# REQUIRED TASK
Images are not part of the copy; transcribe all the data exactly.

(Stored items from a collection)

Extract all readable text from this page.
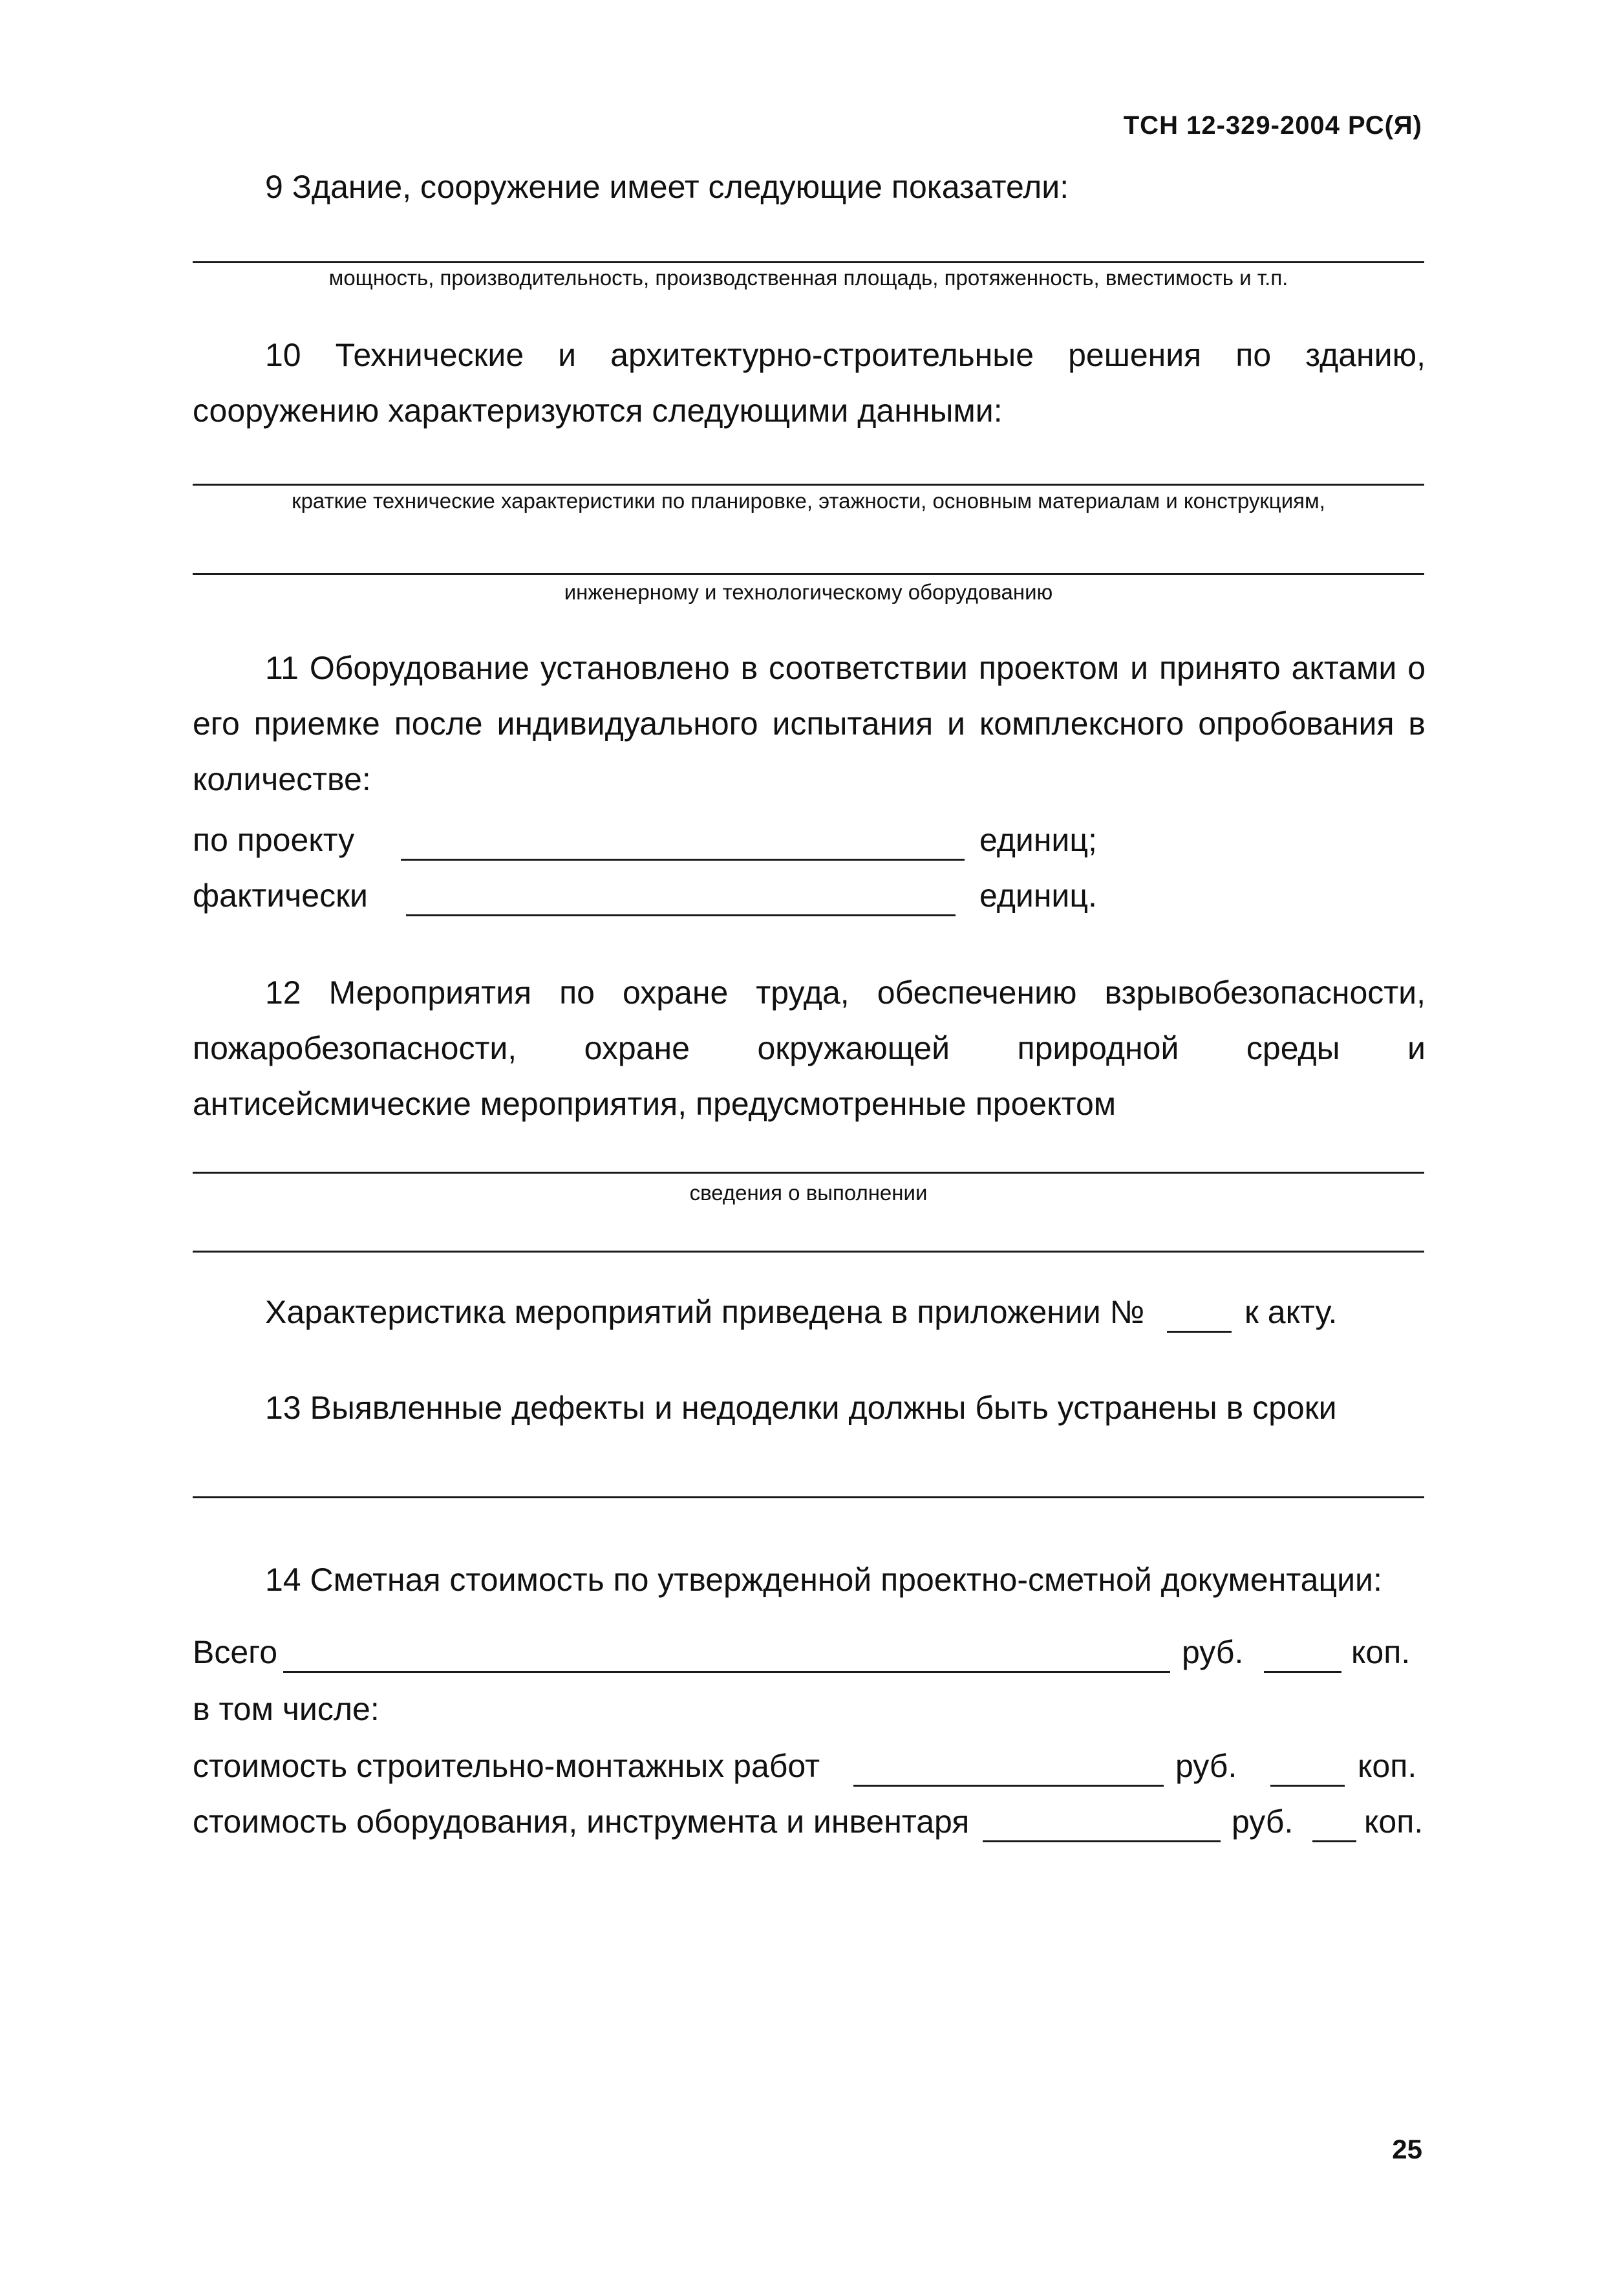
ТСН 12-329-2004 РС(Я)
9 Здание, сооружение имеет следующие показатели:
мощность, производительность, производственная площадь, протяженность, вместимость и т.п.
10 Технические и архитектурно-строительные решения по зданию,
сооружению характеризуются следующими данными:
краткие технические характеристики по планировке, этажности, основным материалам и конструкциям,
инженерному и технологическому оборудованию
11 Оборудование установлено в соответствии проектом и принято актами о
его приемке после индивидуального испытания и комплексного опробования в
количестве:
по проекту	единиц;
фактически	единиц.
12 Мероприятия по охране труда, обеспечению взрывобезопасности,
пожаробезопасности, охране окружающей природной среды и
антисейсмические мероприятия, предусмотренные проектом
сведения о выполнении
Характеристика мероприятий приведена в приложении №	к акту.
13 Выявленные дефекты и недоделки должны быть устранены в сроки
14 Сметная стоимость по утвержденной проектно-сметной документации:
Всего	руб.	коп.
в том числе:
стоимость строительно-монтажных работ	руб.	коп.
стоимость оборудования, инструмента и инвентаря	руб. коп.
25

# RESPONSE TO THIS TASK
Extract all readable text from this page.
ТСН 12-329-2004 РС(Я)
9 Здание, сооружение имеет следующие показатели:
мощность, производительность, производственная площадь, протяженность, вместимость и т.п.
10 Технические и архитектурно-строительные решения по зданию,
сооружению характеризуются следующими данными:
краткие технические характеристики по планировке, этажности, основным материалам и конструкциям,
инженерному и технологическому оборудованию
11 Оборудование установлено в соответствии проектом и принято актами о
его приемке после индивидуального испытания и комплексного опробования в
количестве:
по проекту	единиц;
фактически	единиц.
12 Мероприятия по охране труда, обеспечению взрывобезопасности,
пожаробезопасности, охране окружающей природной среды и
антисейсмические мероприятия, предусмотренные проектом
сведения о выполнении
Характеристика мероприятий приведена в приложении №	к акту.
13 Выявленные дефекты и недоделки должны быть устранены в сроки
14 Сметная стоимость по утвержденной проектно-сметной документации:
Всего	руб.	коп.
в том числе:
стоимость строительно-монтажных работ	руб.	коп.
стоимость оборудования, инструмента и инвентаря	руб. коп.
25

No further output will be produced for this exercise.